§ **What you need to do**
Exactly as given, repeat all of the entries.

§ **Excerpted data**
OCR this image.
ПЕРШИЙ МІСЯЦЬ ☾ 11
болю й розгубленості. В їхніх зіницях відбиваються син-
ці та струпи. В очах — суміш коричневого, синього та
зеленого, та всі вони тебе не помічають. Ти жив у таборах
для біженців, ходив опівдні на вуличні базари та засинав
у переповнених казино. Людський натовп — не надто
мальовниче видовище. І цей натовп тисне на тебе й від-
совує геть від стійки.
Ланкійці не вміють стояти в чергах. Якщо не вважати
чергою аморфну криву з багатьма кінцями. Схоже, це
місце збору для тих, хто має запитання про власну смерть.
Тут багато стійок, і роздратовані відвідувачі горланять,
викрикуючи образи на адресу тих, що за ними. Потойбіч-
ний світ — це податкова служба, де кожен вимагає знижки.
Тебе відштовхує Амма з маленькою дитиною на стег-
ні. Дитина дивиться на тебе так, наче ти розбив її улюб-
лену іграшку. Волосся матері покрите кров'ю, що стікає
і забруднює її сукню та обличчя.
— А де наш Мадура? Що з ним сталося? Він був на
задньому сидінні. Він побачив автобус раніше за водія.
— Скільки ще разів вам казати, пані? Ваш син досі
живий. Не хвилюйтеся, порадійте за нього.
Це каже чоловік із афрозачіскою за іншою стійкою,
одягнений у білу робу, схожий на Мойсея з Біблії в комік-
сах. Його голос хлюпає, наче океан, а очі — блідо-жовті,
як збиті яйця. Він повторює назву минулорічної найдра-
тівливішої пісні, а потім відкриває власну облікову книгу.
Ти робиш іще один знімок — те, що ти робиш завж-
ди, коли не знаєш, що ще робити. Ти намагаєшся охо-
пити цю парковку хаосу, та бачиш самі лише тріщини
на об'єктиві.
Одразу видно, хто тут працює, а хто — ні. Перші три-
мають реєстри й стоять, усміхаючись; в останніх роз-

§ **Exercise answer**
OCR this image.
ПЕРШИЙ МІСЯЦЬ ☾ 11
болю й розгубленості. В їхніх зіницях відбиваються син-
ці та струпи. В очах — суміш коричневого, синього та
зеленого, та всі вони тебе не помічають. Ти жив у таборах
для біженців, ходив опівдні на вуличні базари та засинав
у переповнених казино. Людський натовп — не надто
мальовниче видовище. І цей натовп тисне на тебе й від-
совує геть від стійки.
Ланкійці не вміють стояти в чергах. Якщо не вважати
чергою аморфну криву з багатьма кінцями. Схоже, це
місце збору для тих, хто має запитання про власну смерть.
Тут багато стійок, і роздратовані відвідувачі горланять,
викрикуючи образи на адресу тих, що за ними. Потойбіч-
ний світ — це податкова служба, де кожен вимагає знижки.
Тебе відштовхує Амма з маленькою дитиною на стег-
ні. Дитина дивиться на тебе так, наче ти розбив її улюб-
лену іграшку. Волосся матері покрите кров'ю, що стікає
і забруднює її сукню та обличчя.
— А де наш Мадура? Що з ним сталося? Він був на
задньому сидінні. Він побачив автобус раніше за водія.
— Скільки ще разів вам казати, пані? Ваш син досі
живий. Не хвилюйтеся, порадійте за нього.
Це каже чоловік із афрозачіскою за іншою стійкою,
одягнений у білу робу, схожий на Мойсея з Біблії в комік-
сах. Його голос хлюпає, наче океан, а очі — блідо-жовті,
як збиті яйця. Він повторює назву минулорічної найдра-
тівливішої пісні, а потім відкриває власну облікову книгу.
Ти робиш іще один знімок — те, що ти робиш завж-
ди, коли не знаєш, що ще робити. Ти намагаєшся охо-
пити цю парковку хаосу, та бачиш самі лише тріщини
на об'єктиві.
Одразу видно, хто тут працює, а хто — ні. Перші три-
мають реєстри й стоять, усміхаючись; в останніх роз-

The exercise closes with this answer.